EXERCISE TASK >> Will you quote all of the entries, word for word?

RECORD EXCERPTS >>
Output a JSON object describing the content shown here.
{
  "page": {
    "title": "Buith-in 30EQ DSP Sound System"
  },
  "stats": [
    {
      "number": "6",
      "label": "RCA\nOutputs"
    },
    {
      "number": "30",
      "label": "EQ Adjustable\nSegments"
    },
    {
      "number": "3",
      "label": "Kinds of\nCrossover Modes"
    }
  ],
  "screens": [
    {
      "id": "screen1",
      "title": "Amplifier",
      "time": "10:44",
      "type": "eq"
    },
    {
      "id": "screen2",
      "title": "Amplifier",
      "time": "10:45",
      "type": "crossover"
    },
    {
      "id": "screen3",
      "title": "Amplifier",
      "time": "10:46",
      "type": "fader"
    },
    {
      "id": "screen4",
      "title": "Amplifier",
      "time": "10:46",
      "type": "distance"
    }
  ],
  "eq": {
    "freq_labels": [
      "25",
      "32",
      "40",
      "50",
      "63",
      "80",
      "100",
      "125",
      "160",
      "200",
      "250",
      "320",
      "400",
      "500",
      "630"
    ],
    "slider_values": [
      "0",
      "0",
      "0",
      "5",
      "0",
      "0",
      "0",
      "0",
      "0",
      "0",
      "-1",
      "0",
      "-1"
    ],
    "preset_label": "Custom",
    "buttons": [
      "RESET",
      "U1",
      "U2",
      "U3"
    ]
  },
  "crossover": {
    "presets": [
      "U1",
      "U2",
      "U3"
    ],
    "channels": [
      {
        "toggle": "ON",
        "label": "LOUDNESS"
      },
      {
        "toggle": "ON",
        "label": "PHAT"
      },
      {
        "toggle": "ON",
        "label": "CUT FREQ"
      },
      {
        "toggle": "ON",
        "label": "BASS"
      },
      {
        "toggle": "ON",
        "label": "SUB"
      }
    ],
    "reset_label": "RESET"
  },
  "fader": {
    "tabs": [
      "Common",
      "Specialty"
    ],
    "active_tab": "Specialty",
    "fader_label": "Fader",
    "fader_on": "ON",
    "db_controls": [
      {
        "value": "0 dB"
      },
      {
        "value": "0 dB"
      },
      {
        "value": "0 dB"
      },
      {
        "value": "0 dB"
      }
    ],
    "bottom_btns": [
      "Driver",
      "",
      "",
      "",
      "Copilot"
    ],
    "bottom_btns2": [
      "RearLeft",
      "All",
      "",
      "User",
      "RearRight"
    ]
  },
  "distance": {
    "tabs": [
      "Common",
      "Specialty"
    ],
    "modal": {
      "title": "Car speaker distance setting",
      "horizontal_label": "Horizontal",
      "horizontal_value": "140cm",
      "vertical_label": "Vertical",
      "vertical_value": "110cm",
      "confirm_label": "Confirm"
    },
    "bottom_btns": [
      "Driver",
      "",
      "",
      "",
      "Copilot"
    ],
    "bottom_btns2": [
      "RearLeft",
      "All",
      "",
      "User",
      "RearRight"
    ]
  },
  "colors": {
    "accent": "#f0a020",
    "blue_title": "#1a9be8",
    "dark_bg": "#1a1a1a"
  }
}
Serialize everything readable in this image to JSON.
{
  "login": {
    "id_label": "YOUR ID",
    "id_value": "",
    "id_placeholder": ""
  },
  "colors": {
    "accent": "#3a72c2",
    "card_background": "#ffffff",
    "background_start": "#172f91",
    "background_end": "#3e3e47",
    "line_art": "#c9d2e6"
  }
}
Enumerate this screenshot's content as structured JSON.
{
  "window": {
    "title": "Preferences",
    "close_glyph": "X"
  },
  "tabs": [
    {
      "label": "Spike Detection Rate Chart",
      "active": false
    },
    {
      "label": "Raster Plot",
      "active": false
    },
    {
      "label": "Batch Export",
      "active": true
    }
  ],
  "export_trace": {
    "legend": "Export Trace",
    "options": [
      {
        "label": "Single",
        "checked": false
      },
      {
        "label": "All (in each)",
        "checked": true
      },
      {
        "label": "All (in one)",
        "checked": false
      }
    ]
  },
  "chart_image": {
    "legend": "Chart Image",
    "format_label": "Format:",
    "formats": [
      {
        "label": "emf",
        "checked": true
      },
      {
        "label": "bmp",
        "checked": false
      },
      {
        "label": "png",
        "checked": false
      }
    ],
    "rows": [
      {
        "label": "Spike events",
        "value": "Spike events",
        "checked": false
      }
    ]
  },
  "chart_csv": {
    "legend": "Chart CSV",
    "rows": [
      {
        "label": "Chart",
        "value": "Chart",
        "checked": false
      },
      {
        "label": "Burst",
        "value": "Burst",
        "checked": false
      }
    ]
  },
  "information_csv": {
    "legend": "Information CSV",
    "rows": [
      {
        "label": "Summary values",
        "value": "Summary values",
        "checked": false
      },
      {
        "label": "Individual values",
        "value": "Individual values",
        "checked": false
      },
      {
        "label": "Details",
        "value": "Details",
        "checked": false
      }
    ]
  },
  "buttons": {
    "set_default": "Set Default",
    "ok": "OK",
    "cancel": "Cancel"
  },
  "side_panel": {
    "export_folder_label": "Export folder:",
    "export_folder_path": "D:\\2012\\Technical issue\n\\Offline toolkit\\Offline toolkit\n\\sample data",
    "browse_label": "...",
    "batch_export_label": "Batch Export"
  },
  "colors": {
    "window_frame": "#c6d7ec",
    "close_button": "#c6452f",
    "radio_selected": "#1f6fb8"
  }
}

WRITTEN RESPONSE >>
Output a JSON object describing the content shown here.
{
  "page": {
    "title": "Buith-in 30EQ DSP Sound System"
  },
  "stats": [
    {
      "number": "6",
      "label": "RCA\nOutputs"
    },
    {
      "number": "30",
      "label": "EQ Adjustable\nSegments"
    },
    {
      "number": "3",
      "label": "Kinds of\nCrossover Modes"
    }
  ],
  "screens": [
    {
      "id": "screen1",
      "title": "Amplifier",
      "time": "10:44",
      "type": "eq"
    },
    {
      "id": "screen2",
      "title": "Amplifier",
      "time": "10:45",
      "type": "crossover"
    },
    {
      "id": "screen3",
      "title": "Amplifier",
      "time": "10:46",
      "type": "fader"
    },
    {
      "id": "screen4",
      "title": "Amplifier",
      "time": "10:46",
      "type": "distance"
    }
  ],
  "eq": {
    "freq_labels": [
      "25",
      "32",
      "40",
      "50",
      "63",
      "80",
      "100",
      "125",
      "160",
      "200",
      "250",
      "320",
      "400",
      "500",
      "630"
    ],
    "slider_values": [
      "0",
      "0",
      "0",
      "5",
      "0",
      "0",
      "0",
      "0",
      "0",
      "0",
      "-1",
      "0",
      "-1"
    ],
    "preset_label": "Custom",
    "buttons": [
      "RESET",
      "U1",
      "U2",
      "U3"
    ]
  },
  "crossover": {
    "presets": [
      "U1",
      "U2",
      "U3"
    ],
    "channels": [
      {
        "toggle": "ON",
        "label": "LOUDNESS"
      },
      {
        "toggle": "ON",
        "label": "PHAT"
      },
      {
        "toggle": "ON",
        "label": "CUT FREQ"
      },
      {
        "toggle": "ON",
        "label": "BASS"
      },
      {
        "toggle": "ON",
        "label": "SUB"
      }
    ],
    "reset_label": "RESET"
  },
  "fader": {
    "tabs": [
      "Common",
      "Specialty"
    ],
    "active_tab": "Specialty",
    "fader_label": "Fader",
    "fader_on": "ON",
    "db_controls": [
      {
        "value": "0 dB"
      },
      {
        "value": "0 dB"
      },
      {
        "value": "0 dB"
      },
      {
        "value": "0 dB"
      }
    ],
    "bottom_btns": [
      "Driver",
      "",
      "",
      "",
      "Copilot"
    ],
    "bottom_btns2": [
      "RearLeft",
      "All",
      "",
      "User",
      "RearRight"
    ]
  },
  "distance": {
    "tabs": [
      "Common",
      "Specialty"
    ],
    "modal": {
      "title": "Car speaker distance setting",
      "horizontal_label": "Horizontal",
      "horizontal_value": "140cm",
      "vertical_label": "Vertical",
      "vertical_value": "110cm",
      "confirm_label": "Confirm"
    },
    "bottom_btns": [
      "Driver",
      "",
      "",
      "",
      "Copilot"
    ],
    "bottom_btns2": [
      "RearLeft",
      "All",
      "",
      "User",
      "RearRight"
    ]
  },
  "colors": {
    "accent": "#f0a020",
    "blue_title": "#1a9be8",
    "dark_bg": "#1a1a1a"
  }
}
Serialize everything readable in this image to JSON.
{
  "login": {
    "id_label": "YOUR ID",
    "id_value": "",
    "id_placeholder": ""
  },
  "colors": {
    "accent": "#3a72c2",
    "card_background": "#ffffff",
    "background_start": "#172f91",
    "background_end": "#3e3e47",
    "line_art": "#c9d2e6"
  }
}
Enumerate this screenshot's content as structured JSON.
{
  "window": {
    "title": "Preferences",
    "close_glyph": "X"
  },
  "tabs": [
    {
      "label": "Spike Detection Rate Chart",
      "active": false
    },
    {
      "label": "Raster Plot",
      "active": false
    },
    {
      "label": "Batch Export",
      "active": true
    }
  ],
  "export_trace": {
    "legend": "Export Trace",
    "options": [
      {
        "label": "Single",
        "checked": false
      },
      {
        "label": "All (in each)",
        "checked": true
      },
      {
        "label": "All (in one)",
        "checked": false
      }
    ]
  },
  "chart_image": {
    "legend": "Chart Image",
    "format_label": "Format:",
    "formats": [
      {
        "label": "emf",
        "checked": true
      },
      {
        "label": "bmp",
        "checked": false
      },
      {
        "label": "png",
        "checked": false
      }
    ],
    "rows": [
      {
        "label": "Spike events",
        "value": "Spike events",
        "checked": false
      }
    ]
  },
  "chart_csv": {
    "legend": "Chart CSV",
    "rows": [
      {
        "label": "Chart",
        "value": "Chart",
        "checked": false
      },
      {
        "label": "Burst",
        "value": "Burst",
        "checked": false
      }
    ]
  },
  "information_csv": {
    "legend": "Information CSV",
    "rows": [
      {
        "label": "Summary values",
        "value": "Summary values",
        "checked": false
      },
      {
        "label": "Individual values",
        "value": "Individual values",
        "checked": false
      },
      {
        "label": "Details",
        "value": "Details",
        "checked": false
      }
    ]
  },
  "buttons": {
    "set_default": "Set Default",
    "ok": "OK",
    "cancel": "Cancel"
  },
  "side_panel": {
    "export_folder_label": "Export folder:",
    "export_folder_path": "D:\\2012\\Technical issue\n\\Offline toolkit\\Offline toolkit\n\\sample data",
    "browse_label": "...",
    "batch_export_label": "Batch Export"
  },
  "colors": {
    "window_frame": "#c6d7ec",
    "close_button": "#c6452f",
    "radio_selected": "#1f6fb8"
  }
}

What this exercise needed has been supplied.